◆ **STATED PROBLEM**: Without including any pictures, copy each entry below exactly.

◆ **TASK INPUT**:
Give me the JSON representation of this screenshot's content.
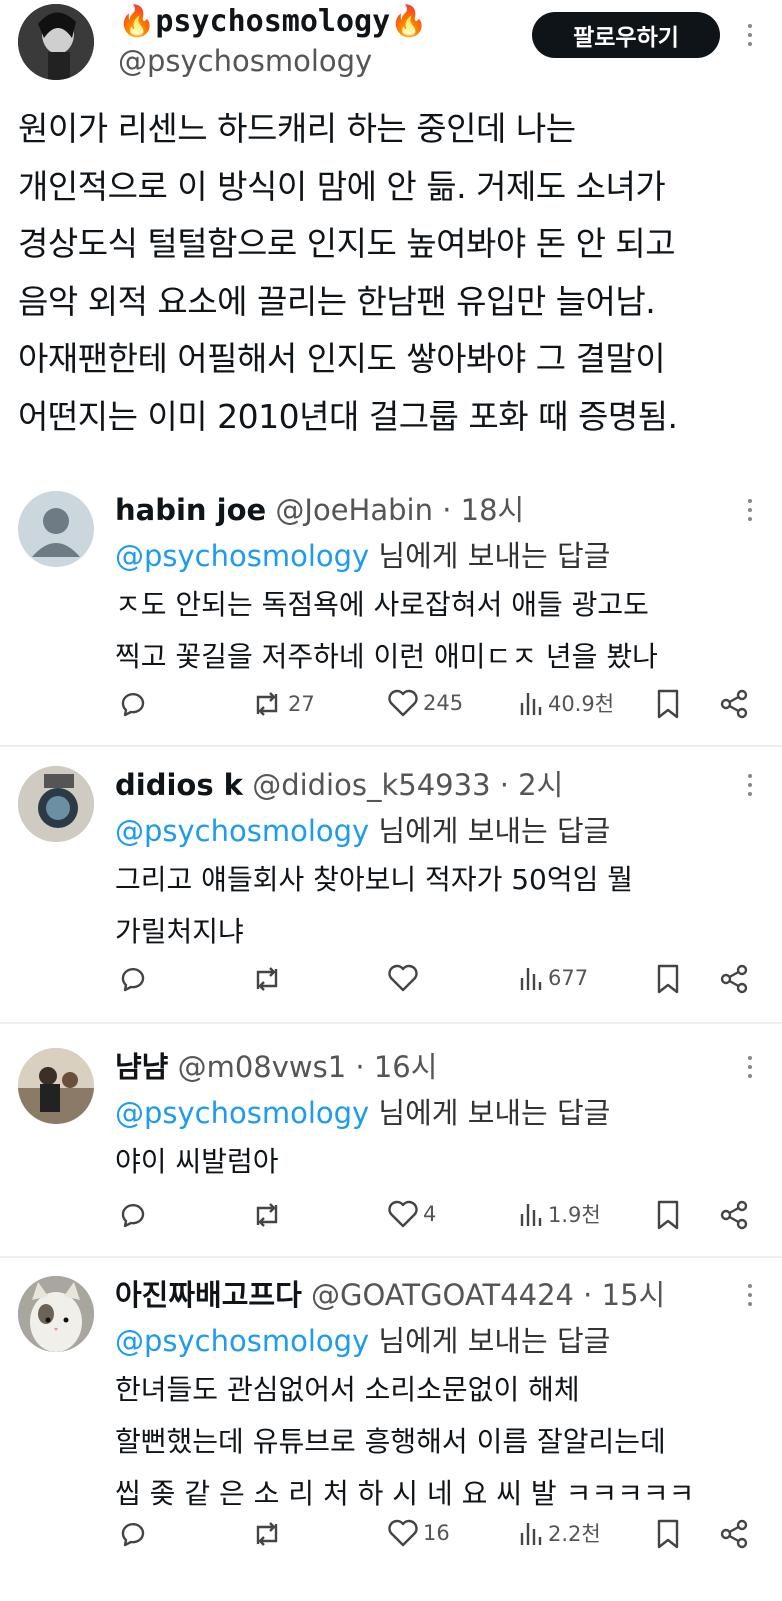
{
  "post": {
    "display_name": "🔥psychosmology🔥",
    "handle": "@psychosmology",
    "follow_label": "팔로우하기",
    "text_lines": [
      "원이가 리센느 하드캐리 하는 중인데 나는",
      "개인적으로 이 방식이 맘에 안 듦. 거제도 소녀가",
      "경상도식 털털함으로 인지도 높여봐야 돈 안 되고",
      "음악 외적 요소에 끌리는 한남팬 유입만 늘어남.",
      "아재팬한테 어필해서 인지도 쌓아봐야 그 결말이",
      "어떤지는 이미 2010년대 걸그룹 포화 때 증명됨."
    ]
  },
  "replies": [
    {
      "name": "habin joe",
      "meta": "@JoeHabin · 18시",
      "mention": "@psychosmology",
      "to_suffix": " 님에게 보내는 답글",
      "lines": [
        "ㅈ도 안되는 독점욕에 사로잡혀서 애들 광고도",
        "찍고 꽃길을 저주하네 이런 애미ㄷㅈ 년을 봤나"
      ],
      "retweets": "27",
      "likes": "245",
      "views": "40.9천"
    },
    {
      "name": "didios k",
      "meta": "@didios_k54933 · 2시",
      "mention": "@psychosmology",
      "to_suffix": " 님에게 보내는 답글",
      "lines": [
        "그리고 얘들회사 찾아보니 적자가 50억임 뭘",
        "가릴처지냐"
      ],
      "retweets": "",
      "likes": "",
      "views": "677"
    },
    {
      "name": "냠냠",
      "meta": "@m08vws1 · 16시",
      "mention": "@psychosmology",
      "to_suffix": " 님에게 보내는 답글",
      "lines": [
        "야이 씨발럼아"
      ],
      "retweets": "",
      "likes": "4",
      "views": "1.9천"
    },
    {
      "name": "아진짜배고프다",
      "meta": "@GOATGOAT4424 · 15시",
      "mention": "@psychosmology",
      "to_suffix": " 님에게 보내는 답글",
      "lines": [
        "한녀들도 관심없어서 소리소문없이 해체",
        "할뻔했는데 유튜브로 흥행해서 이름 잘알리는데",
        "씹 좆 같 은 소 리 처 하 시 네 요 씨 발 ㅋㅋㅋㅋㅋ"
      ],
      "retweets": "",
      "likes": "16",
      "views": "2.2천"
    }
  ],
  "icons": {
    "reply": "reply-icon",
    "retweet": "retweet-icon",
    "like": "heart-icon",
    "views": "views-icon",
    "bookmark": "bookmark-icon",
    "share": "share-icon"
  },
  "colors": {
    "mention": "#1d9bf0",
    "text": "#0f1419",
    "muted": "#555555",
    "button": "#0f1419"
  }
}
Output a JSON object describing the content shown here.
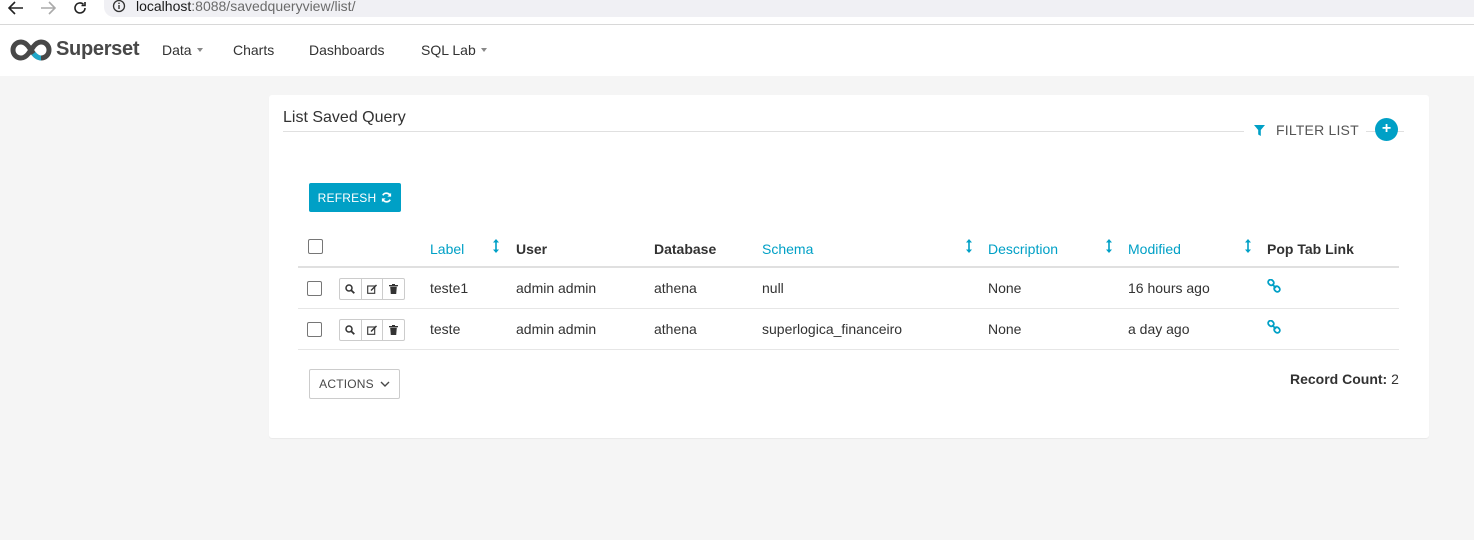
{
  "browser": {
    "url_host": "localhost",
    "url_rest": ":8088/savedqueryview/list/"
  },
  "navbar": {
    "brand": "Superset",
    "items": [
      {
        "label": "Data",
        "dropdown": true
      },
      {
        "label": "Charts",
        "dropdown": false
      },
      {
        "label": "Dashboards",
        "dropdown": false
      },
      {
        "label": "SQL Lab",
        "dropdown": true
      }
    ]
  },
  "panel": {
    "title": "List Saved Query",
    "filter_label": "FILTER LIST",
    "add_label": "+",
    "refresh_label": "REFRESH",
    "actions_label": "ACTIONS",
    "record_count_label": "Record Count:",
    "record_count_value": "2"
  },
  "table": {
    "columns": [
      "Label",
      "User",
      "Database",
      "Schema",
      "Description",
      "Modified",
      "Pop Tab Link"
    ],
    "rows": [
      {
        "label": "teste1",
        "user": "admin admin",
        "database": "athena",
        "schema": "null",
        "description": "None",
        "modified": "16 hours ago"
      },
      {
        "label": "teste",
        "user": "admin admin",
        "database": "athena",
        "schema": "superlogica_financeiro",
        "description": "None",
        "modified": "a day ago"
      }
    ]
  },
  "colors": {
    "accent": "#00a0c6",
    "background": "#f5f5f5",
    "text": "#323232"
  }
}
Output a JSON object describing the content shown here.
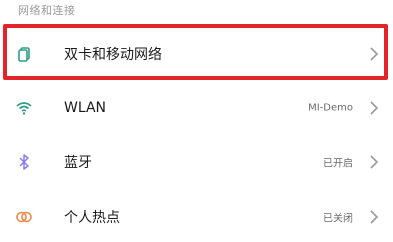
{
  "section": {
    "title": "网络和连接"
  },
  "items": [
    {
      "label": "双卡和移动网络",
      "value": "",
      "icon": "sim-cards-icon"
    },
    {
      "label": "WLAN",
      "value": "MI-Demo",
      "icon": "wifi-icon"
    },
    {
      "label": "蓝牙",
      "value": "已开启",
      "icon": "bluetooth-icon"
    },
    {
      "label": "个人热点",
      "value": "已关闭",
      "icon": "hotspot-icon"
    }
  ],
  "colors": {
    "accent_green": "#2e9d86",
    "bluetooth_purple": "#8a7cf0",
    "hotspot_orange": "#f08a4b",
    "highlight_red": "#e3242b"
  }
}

◆ **COMPLETED TASK**:
Give me the JSON representation of this screenshot's content.
{
  "post": {
    "display_name": "🔥psychosmology🔥",
    "handle": "@psychosmology",
    "follow_label": "팔로우하기",
    "text_lines": [
      "원이가 리센느 하드캐리 하는 중인데 나는",
      "개인적으로 이 방식이 맘에 안 듦. 거제도 소녀가",
      "경상도식 털털함으로 인지도 높여봐야 돈 안 되고",
      "음악 외적 요소에 끌리는 한남팬 유입만 늘어남.",
      "아재팬한테 어필해서 인지도 쌓아봐야 그 결말이",
      "어떤지는 이미 2010년대 걸그룹 포화 때 증명됨."
    ]
  },
  "replies": [
    {
      "name": "habin joe",
      "meta": "@JoeHabin · 18시",
      "mention": "@psychosmology",
      "to_suffix": " 님에게 보내는 답글",
      "lines": [
        "ㅈ도 안되는 독점욕에 사로잡혀서 애들 광고도",
        "찍고 꽃길을 저주하네 이런 애미ㄷㅈ 년을 봤나"
      ],
      "retweets": "27",
      "likes": "245",
      "views": "40.9천"
    },
    {
      "name": "didios k",
      "meta": "@didios_k54933 · 2시",
      "mention": "@psychosmology",
      "to_suffix": " 님에게 보내는 답글",
      "lines": [
        "그리고 얘들회사 찾아보니 적자가 50억임 뭘",
        "가릴처지냐"
      ],
      "retweets": "",
      "likes": "",
      "views": "677"
    },
    {
      "name": "냠냠",
      "meta": "@m08vws1 · 16시",
      "mention": "@psychosmology",
      "to_suffix": " 님에게 보내는 답글",
      "lines": [
        "야이 씨발럼아"
      ],
      "retweets": "",
      "likes": "4",
      "views": "1.9천"
    },
    {
      "name": "아진짜배고프다",
      "meta": "@GOATGOAT4424 · 15시",
      "mention": "@psychosmology",
      "to_suffix": " 님에게 보내는 답글",
      "lines": [
        "한녀들도 관심없어서 소리소문없이 해체",
        "할뻔했는데 유튜브로 흥행해서 이름 잘알리는데",
        "씹 좆 같 은 소 리 처 하 시 네 요 씨 발 ㅋㅋㅋㅋㅋ"
      ],
      "retweets": "",
      "likes": "16",
      "views": "2.2천"
    }
  ],
  "icons": {
    "reply": "reply-icon",
    "retweet": "retweet-icon",
    "like": "heart-icon",
    "views": "views-icon",
    "bookmark": "bookmark-icon",
    "share": "share-icon"
  },
  "colors": {
    "mention": "#1d9bf0",
    "text": "#0f1419",
    "muted": "#555555",
    "button": "#0f1419"
  }
}
Output a JSON object describing the content shown here.
{
  "browser": {
    "url_host": "localhost",
    "url_rest": ":8088/savedqueryview/list/"
  },
  "navbar": {
    "brand": "Superset",
    "items": [
      {
        "label": "Data",
        "dropdown": true
      },
      {
        "label": "Charts",
        "dropdown": false
      },
      {
        "label": "Dashboards",
        "dropdown": false
      },
      {
        "label": "SQL Lab",
        "dropdown": true
      }
    ]
  },
  "panel": {
    "title": "List Saved Query",
    "filter_label": "FILTER LIST",
    "add_label": "+",
    "refresh_label": "REFRESH",
    "actions_label": "ACTIONS",
    "record_count_label": "Record Count:",
    "record_count_value": "2"
  },
  "table": {
    "columns": [
      "Label",
      "User",
      "Database",
      "Schema",
      "Description",
      "Modified",
      "Pop Tab Link"
    ],
    "rows": [
      {
        "label": "teste1",
        "user": "admin admin",
        "database": "athena",
        "schema": "null",
        "description": "None",
        "modified": "16 hours ago"
      },
      {
        "label": "teste",
        "user": "admin admin",
        "database": "athena",
        "schema": "superlogica_financeiro",
        "description": "None",
        "modified": "a day ago"
      }
    ]
  },
  "colors": {
    "accent": "#00a0c6",
    "background": "#f5f5f5",
    "text": "#323232"
  }
}
Output a JSON object describing the content shown here.
{
  "section": {
    "title": "网络和连接"
  },
  "items": [
    {
      "label": "双卡和移动网络",
      "value": "",
      "icon": "sim-cards-icon"
    },
    {
      "label": "WLAN",
      "value": "MI-Demo",
      "icon": "wifi-icon"
    },
    {
      "label": "蓝牙",
      "value": "已开启",
      "icon": "bluetooth-icon"
    },
    {
      "label": "个人热点",
      "value": "已关闭",
      "icon": "hotspot-icon"
    }
  ],
  "colors": {
    "accent_green": "#2e9d86",
    "bluetooth_purple": "#8a7cf0",
    "hotspot_orange": "#f08a4b",
    "highlight_red": "#e3242b"
  }
}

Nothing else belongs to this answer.